→ **GIVEN EXERCISE**: Make an exact copy of the records, dropping all pictures.

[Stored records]
>>>>>

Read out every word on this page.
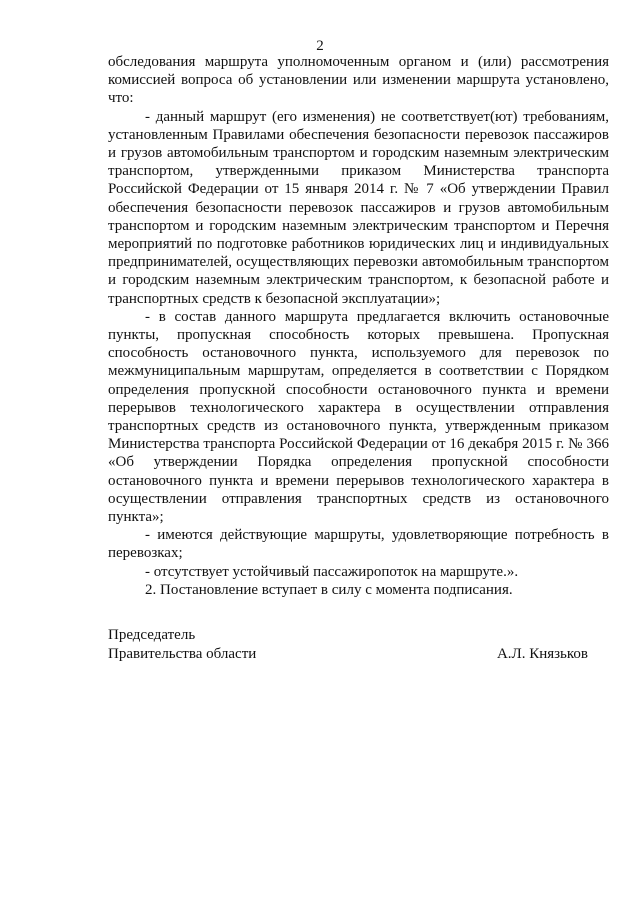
2

обследования маршрута уполномоченным органом и (или) рассмотрения комиссией вопроса об установлении или изменении маршрута установлено, что:

- данный маршрут (его изменения) не соответствует(ют) требованиям, установленным Правилами обеспечения безопасности перевозок пассажиров и грузов автомобильным транспортом и городским наземным электрическим транспортом, утвержденными приказом Министерства транспорта Российской Федерации от 15 января 2014 г. № 7 «Об утверждении Правил обеспечения безопасности перевозок пассажиров и грузов автомобильным транспортом и городским наземным электрическим транспортом и Перечня мероприятий по подготовке работников юридических лиц и индивидуальных предпринимателей, осуществляющих перевозки автомобильным транспортом и городским наземным электрическим транспортом, к безопасной работе и транспортных средств к безопасной эксплуатации»;

- в состав данного маршрута предлагается включить остановочные пункты, пропускная способность которых превышена. Пропускная способность остановочного пункта, используемого для перевозок по межмуниципальным маршрутам, определяется в соответствии с Порядком определения пропускной способности остановочного пункта и времени перерывов технологического характера в осуществлении отправления транспортных средств из остановочного пункта, утвержденным приказом Министерства транспорта Российской Федерации от 16 декабря 2015 г. № 366 «Об утверждении Порядка определения пропускной способности остановочного пункта и времени перерывов технологического характера в осуществлении отправления транспортных средств из остановочного пункта»;

- имеются действующие маршруты, удовлетворяющие потребность в перевозках;

- отсутствует устойчивый пассажиропоток на маршруте.».

2. Постановление вступает в силу с момента подписания.

Председатель
Правительства области	А.Л. Князьков
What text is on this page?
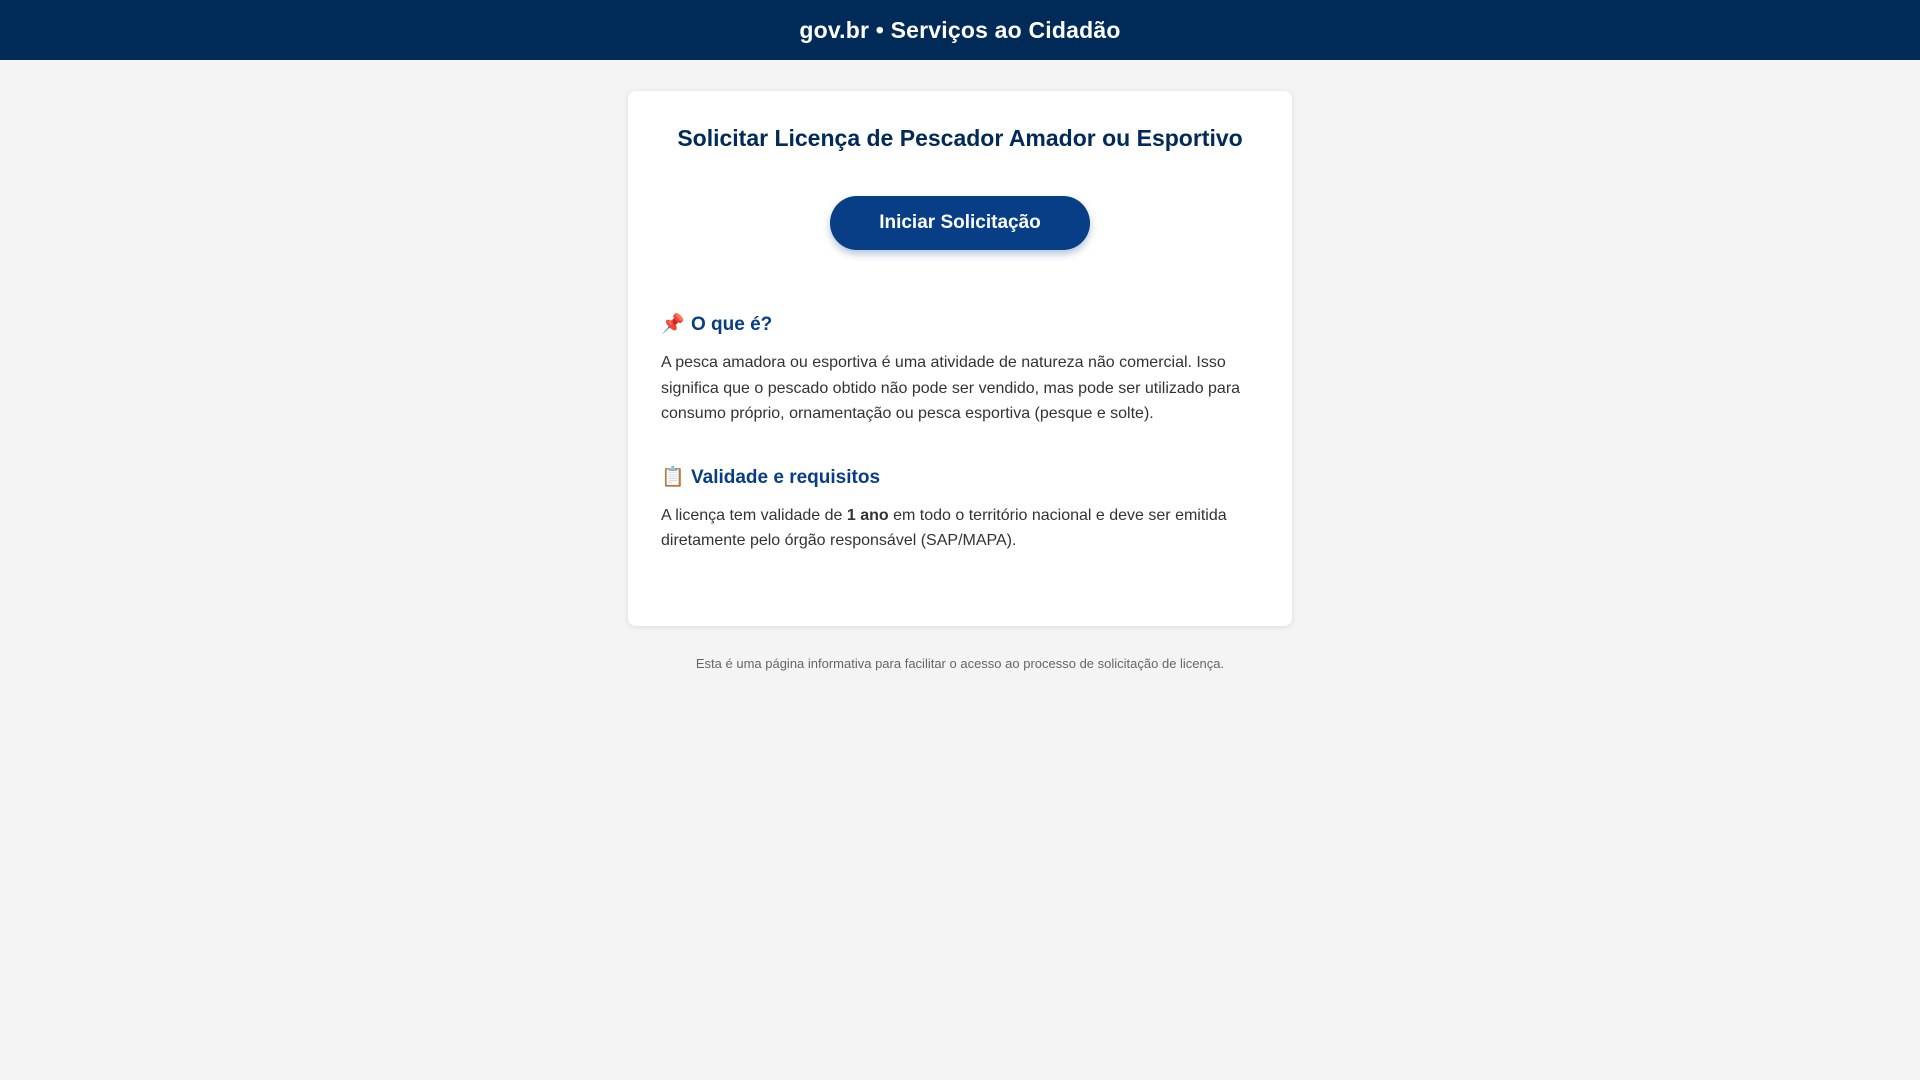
gov.br • Serviços ao Cidadão
Solicitar Licença de Pescador Amador ou Esportivo
Iniciar Solicitação
📌 O que é?

A pesca amadora ou esportiva é uma atividade de natureza não comercial. Isso significa que o pescado obtido não pode ser vendido, mas pode ser utilizado para consumo próprio, ornamentação ou pesca esportiva (pesque e solte).

📋 Validade e requisitos

A licença tem validade de 1 ano em todo o território nacional e deve ser emitida diretamente pelo órgão responsável (SAP/MAPA).

Esta é uma página informativa para facilitar o acesso ao processo de solicitação de licença.
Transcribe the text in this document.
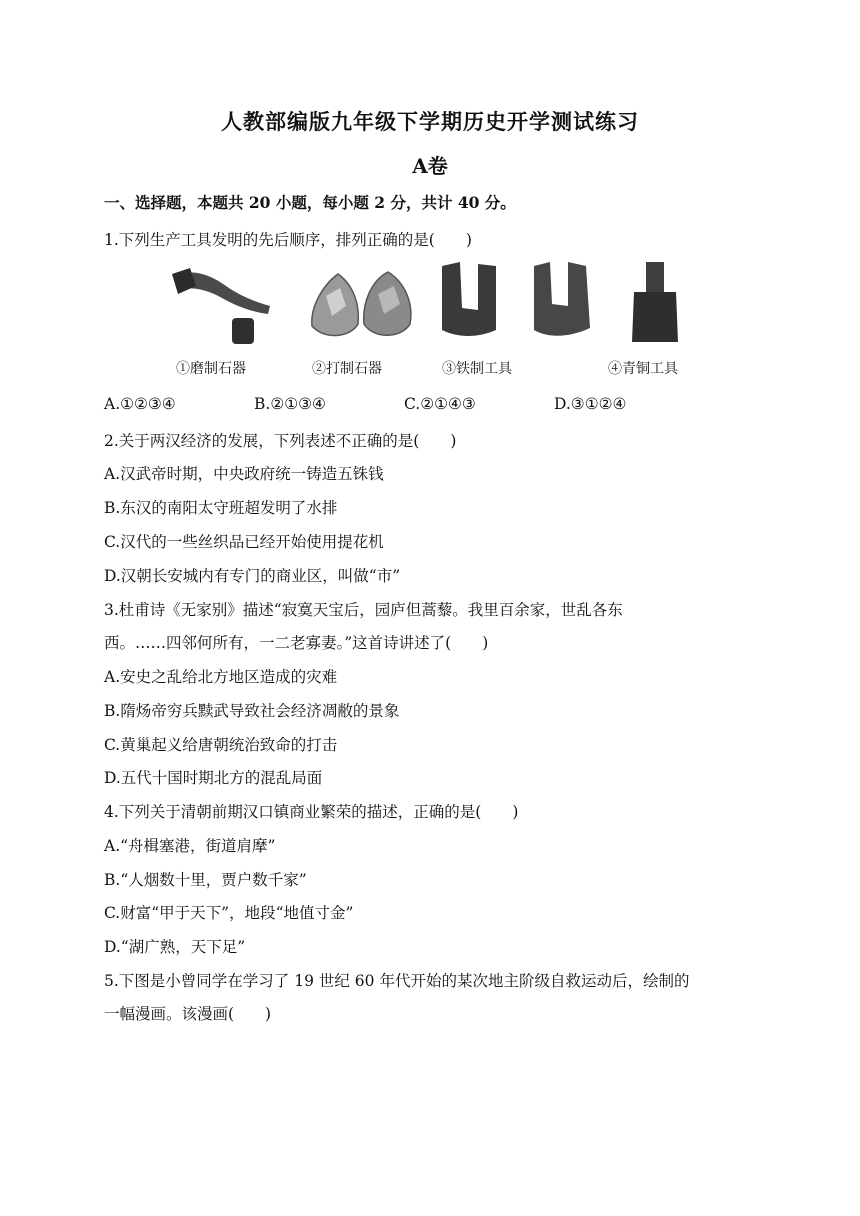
人教部编版九年级下学期历史开学测试练习
A卷
一、选择题，本题共 20 小题，每小题 2 分，共计 40 分。
1.下列生产工具发明的先后顺序，排列正确的是(　　)
①磨制石器	②打制石器	③铁制工具	④青铜工具
A.①②③④	B.②①③④	C.②①④③	D.③①②④
2.关于两汉经济的发展，下列表述不正确的是(　　)
A.汉武帝时期，中央政府统一铸造五铢钱
B.东汉的南阳太守班超发明了水排
C.汉代的一些丝织品已经开始使用提花机
D.汉朝长安城内有专门的商业区，叫做“市”
3.杜甫诗《无家别》描述“寂寞天宝后，园庐但蒿藜。我里百余家，世乱各东
西。……四邻何所有，一二老寡妻。”这首诗讲述了(　　)
A.安史之乱给北方地区造成的灾难
B.隋炀帝穷兵黩武导致社会经济凋敝的景象
C.黄巢起义给唐朝统治致命的打击
D.五代十国时期北方的混乱局面
4.下列关于清朝前期汉口镇商业繁荣的描述，正确的是(　　)
A.“舟楫塞港，街道肩摩”
B.“人烟数十里，贾户数千家”
C.财富“甲于天下”，地段“地值寸金”
D.“湖广熟，天下足”
5.下图是小曾同学在学习了 19 世纪 60 年代开始的某次地主阶级自救运动后，绘制的
一幅漫画。该漫画(　　)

<<<<<

→ **TASK RESULT**:
Read out every word on this page.
2

обследования маршрута уполномоченным органом и (или) рассмотрения комиссией вопроса об установлении или изменении маршрута установлено, что:

- данный маршрут (его изменения) не соответствует(ют) требованиям, установленным Правилами обеспечения безопасности перевозок пассажиров и грузов автомобильным транспортом и городским наземным электрическим транспортом, утвержденными приказом Министерства транспорта Российской Федерации от 15 января 2014 г. № 7 «Об утверждении Правил обеспечения безопасности перевозок пассажиров и грузов автомобильным транспортом и городским наземным электрическим транспортом и Перечня мероприятий по подготовке работников юридических лиц и индивидуальных предпринимателей, осуществляющих перевозки автомобильным транспортом и городским наземным электрическим транспортом, к безопасной работе и транспортных средств к безопасной эксплуатации»;

- в состав данного маршрута предлагается включить остановочные пункты, пропускная способность которых превышена. Пропускная способность остановочного пункта, используемого для перевозок по межмуниципальным маршрутам, определяется в соответствии с Порядком определения пропускной способности остановочного пункта и времени перерывов технологического характера в осуществлении отправления транспортных средств из остановочного пункта, утвержденным приказом Министерства транспорта Российской Федерации от 16 декабря 2015 г. № 366 «Об утверждении Порядка определения пропускной способности остановочного пункта и времени перерывов технологического характера в осуществлении отправления транспортных средств из остановочного пункта»;

- имеются действующие маршруты, удовлетворяющие потребность в перевозках;

- отсутствует устойчивый пассажиропоток на маршруте.».

2. Постановление вступает в силу с момента подписания.

Председатель
Правительства области	А.Л. Князьков
What text is on this page?
gov.br • Serviços ao Cidadão
Solicitar Licença de Pescador Amador ou Esportivo
Iniciar Solicitação
📌 O que é?

A pesca amadora ou esportiva é uma atividade de natureza não comercial. Isso significa que o pescado obtido não pode ser vendido, mas pode ser utilizado para consumo próprio, ornamentação ou pesca esportiva (pesque e solte).

📋 Validade e requisitos

A licença tem validade de 1 ano em todo o território nacional e deve ser emitida diretamente pelo órgão responsável (SAP/MAPA).

Esta é uma página informativa para facilitar o acesso ao processo de solicitação de licença.
Transcribe the text in this document.
人教部编版九年级下学期历史开学测试练习
A卷
一、选择题，本题共 20 小题，每小题 2 分，共计 40 分。
1.下列生产工具发明的先后顺序，排列正确的是(　　)
①磨制石器	②打制石器	③铁制工具	④青铜工具
A.①②③④	B.②①③④	C.②①④③	D.③①②④
2.关于两汉经济的发展，下列表述不正确的是(　　)
A.汉武帝时期，中央政府统一铸造五铢钱
B.东汉的南阳太守班超发明了水排
C.汉代的一些丝织品已经开始使用提花机
D.汉朝长安城内有专门的商业区，叫做“市”
3.杜甫诗《无家别》描述“寂寞天宝后，园庐但蒿藜。我里百余家，世乱各东
西。……四邻何所有，一二老寡妻。”这首诗讲述了(　　)
A.安史之乱给北方地区造成的灾难
B.隋炀帝穷兵黩武导致社会经济凋敝的景象
C.黄巢起义给唐朝统治致命的打击
D.五代十国时期北方的混乱局面
4.下列关于清朝前期汉口镇商业繁荣的描述，正确的是(　　)
A.“舟楫塞港，街道肩摩”
B.“人烟数十里，贾户数千家”
C.财富“甲于天下”，地段“地值寸金”
D.“湖广熟，天下足”
5.下图是小曾同学在学习了 19 世纪 60 年代开始的某次地主阶级自救运动后，绘制的
一幅漫画。该漫画(　　)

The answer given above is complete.